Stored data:
■ ■ ■ ■

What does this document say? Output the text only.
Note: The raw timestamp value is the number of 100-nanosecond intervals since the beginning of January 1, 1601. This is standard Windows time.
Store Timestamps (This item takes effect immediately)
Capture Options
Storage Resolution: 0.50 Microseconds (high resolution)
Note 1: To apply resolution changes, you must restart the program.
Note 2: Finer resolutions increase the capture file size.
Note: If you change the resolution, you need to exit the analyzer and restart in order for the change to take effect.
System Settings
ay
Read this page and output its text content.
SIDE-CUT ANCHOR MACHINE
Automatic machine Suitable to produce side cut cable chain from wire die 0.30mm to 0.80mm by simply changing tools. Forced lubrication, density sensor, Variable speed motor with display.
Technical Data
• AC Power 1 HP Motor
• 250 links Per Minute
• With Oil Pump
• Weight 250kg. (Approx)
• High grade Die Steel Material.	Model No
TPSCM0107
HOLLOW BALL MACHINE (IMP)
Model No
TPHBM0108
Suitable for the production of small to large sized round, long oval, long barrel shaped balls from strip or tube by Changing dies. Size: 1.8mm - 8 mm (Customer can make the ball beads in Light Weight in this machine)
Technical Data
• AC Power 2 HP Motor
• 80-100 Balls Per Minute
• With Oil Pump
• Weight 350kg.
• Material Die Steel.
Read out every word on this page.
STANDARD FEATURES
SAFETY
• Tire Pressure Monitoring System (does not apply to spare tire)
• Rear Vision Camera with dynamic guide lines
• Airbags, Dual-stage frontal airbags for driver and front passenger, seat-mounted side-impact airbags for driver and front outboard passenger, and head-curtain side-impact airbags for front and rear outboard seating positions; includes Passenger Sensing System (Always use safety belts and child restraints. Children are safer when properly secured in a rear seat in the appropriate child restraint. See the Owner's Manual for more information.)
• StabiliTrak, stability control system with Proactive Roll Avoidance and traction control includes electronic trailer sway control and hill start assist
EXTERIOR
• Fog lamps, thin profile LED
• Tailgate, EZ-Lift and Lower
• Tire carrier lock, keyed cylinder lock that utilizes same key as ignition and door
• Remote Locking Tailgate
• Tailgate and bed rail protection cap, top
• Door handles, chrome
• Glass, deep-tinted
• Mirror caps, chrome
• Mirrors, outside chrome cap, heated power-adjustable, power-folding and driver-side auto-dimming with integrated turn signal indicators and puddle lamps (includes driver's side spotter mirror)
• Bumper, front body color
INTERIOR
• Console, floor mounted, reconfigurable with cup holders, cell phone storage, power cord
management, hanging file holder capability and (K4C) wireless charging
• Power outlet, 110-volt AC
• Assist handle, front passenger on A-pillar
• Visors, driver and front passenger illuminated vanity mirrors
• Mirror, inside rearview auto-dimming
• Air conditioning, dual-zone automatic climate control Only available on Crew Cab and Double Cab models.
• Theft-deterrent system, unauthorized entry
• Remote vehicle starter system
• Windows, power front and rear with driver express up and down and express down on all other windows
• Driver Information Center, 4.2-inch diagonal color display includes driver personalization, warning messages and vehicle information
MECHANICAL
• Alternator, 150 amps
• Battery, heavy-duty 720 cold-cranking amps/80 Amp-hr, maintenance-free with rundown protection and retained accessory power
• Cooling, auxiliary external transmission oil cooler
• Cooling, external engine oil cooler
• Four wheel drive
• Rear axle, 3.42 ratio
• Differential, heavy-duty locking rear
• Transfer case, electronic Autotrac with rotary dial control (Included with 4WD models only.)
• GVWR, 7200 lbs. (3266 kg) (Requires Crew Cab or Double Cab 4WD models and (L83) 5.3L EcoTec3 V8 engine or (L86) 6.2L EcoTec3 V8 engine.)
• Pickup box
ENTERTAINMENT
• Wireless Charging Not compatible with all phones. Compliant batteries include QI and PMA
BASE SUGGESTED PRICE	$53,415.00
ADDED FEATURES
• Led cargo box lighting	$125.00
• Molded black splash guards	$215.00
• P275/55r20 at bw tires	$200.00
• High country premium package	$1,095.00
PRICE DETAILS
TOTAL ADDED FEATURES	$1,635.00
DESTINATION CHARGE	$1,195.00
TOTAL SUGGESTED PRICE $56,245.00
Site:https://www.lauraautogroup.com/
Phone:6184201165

■ ■ ■ ■

— Work required —
Which lines include "apply"? Copy each of them out.

— Written reply —
Note 1: To apply resolution changes, you must restart the program.
• Tire Pressure Monitoring System (does not apply to spare tire)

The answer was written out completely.